Copy, from the entries below, each line in which the string "专业能力题" appears.

(Saved entries)
==*==

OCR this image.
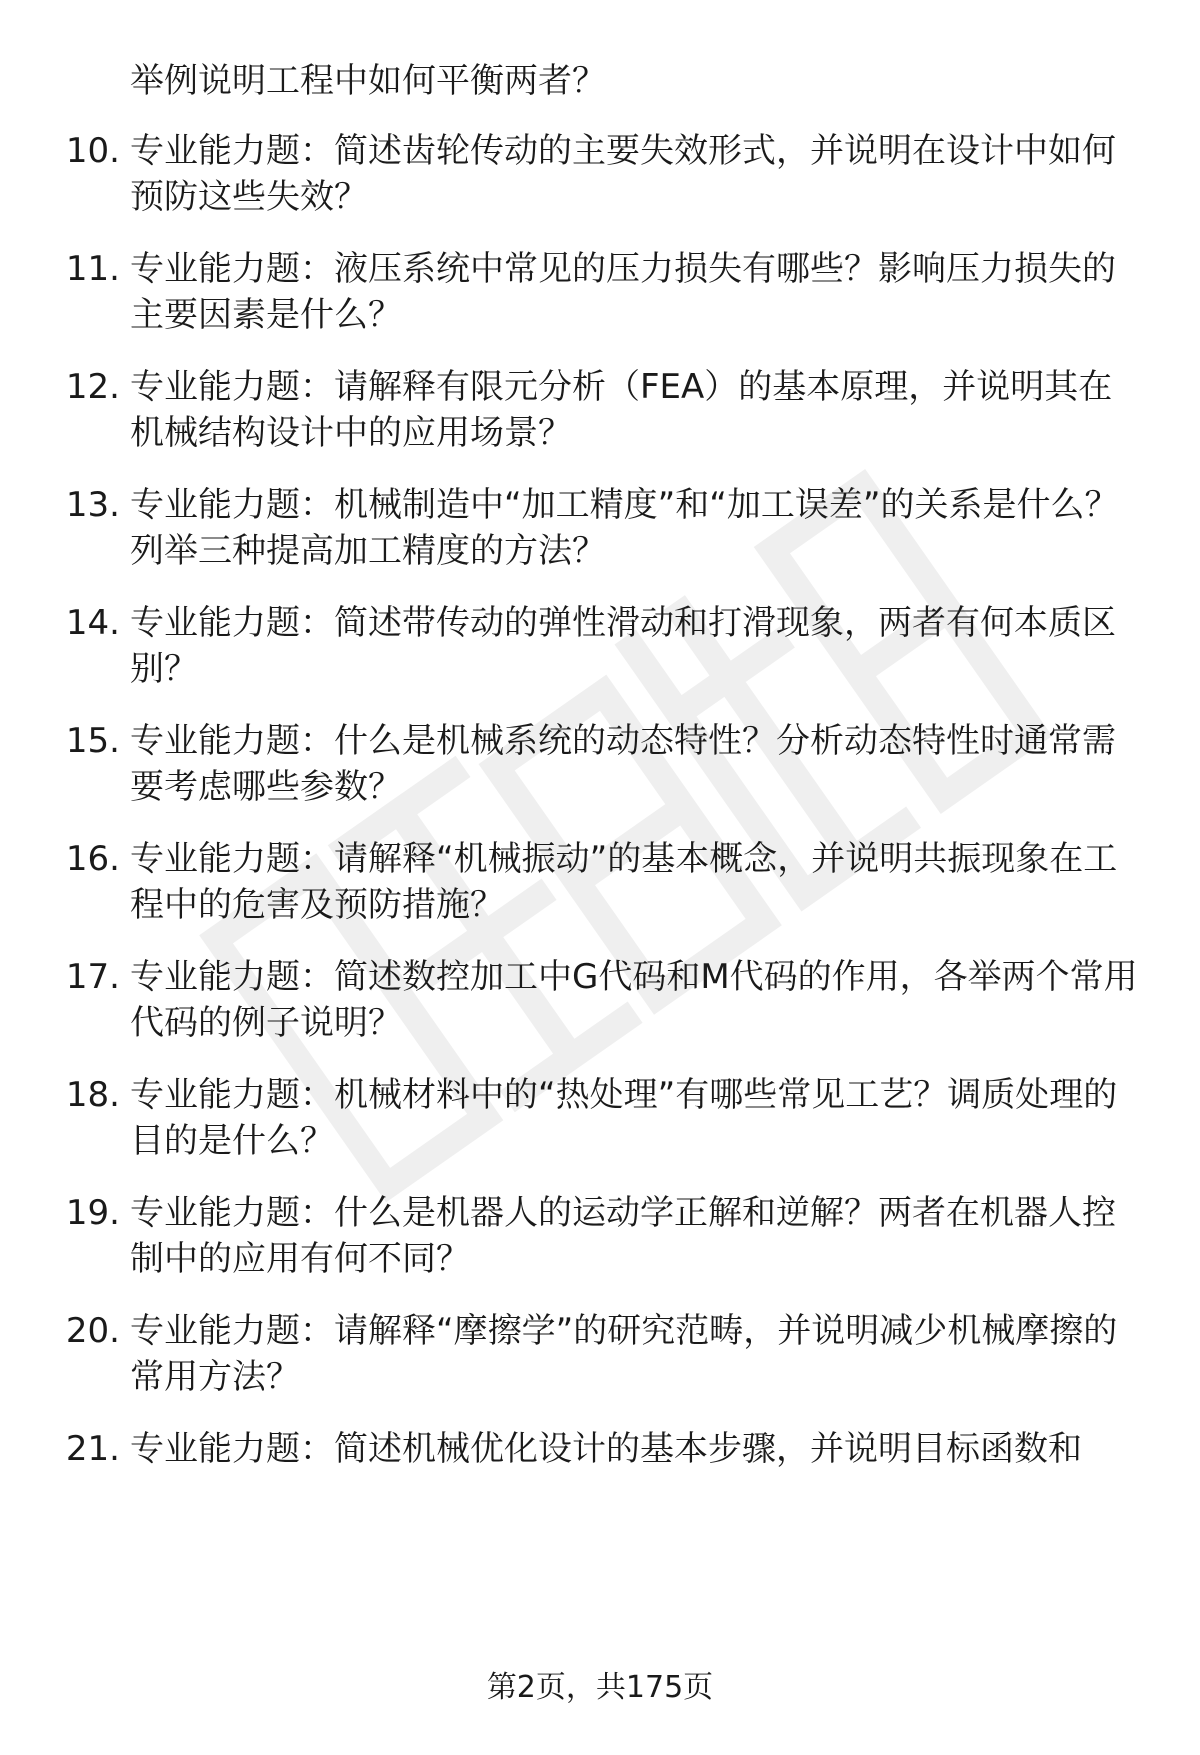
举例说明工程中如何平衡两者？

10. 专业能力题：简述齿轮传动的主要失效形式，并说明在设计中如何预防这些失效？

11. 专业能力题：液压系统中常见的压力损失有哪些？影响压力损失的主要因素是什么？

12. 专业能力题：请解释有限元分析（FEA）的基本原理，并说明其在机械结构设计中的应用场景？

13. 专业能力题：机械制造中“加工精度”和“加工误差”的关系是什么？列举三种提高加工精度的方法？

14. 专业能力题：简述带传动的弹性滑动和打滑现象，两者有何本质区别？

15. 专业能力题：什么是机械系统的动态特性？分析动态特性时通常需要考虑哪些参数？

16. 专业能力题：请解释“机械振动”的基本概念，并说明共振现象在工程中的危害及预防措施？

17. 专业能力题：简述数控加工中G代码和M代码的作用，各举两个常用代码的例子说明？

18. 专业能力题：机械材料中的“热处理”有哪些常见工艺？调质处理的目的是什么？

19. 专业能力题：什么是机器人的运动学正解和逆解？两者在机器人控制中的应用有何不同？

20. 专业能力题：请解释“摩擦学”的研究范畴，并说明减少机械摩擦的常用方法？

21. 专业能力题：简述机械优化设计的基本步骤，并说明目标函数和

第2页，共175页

==*==

## COMPLETED TASK
10. 专业能力题：简述齿轮传动的主要失效形式，并说明在设计中如何预防这些失效？
11. 专业能力题：液压系统中常见的压力损失有哪些？影响压力损失的主要因素是什么？
12. 专业能力题：请解释有限元分析（FEA）的基本原理，并说明其在机械结构设计中的应用场景？
13. 专业能力题：机械制造中“加工精度”和“加工误差”的关系是什么？列举三种提高加工精度的方法？
14. 专业能力题：简述带传动的弹性滑动和打滑现象，两者有何本质区别？
15. 专业能力题：什么是机械系统的动态特性？分析动态特性时通常需要考虑哪些参数？
16. 专业能力题：请解释“机械振动”的基本概念，并说明共振现象在工程中的危害及预防措施？
17. 专业能力题：简述数控加工中G代码和M代码的作用，各举两个常用代码的例子说明？
18. 专业能力题：机械材料中的“热处理”有哪些常见工艺？调质处理的目的是什么？
19. 专业能力题：什么是机器人的运动学正解和逆解？两者在机器人控制中的应用有何不同？
20. 专业能力题：请解释“摩擦学”的研究范畴，并说明减少机械摩擦的常用方法？
21. 专业能力题：简述机械优化设计的基本步骤，并说明目标函数和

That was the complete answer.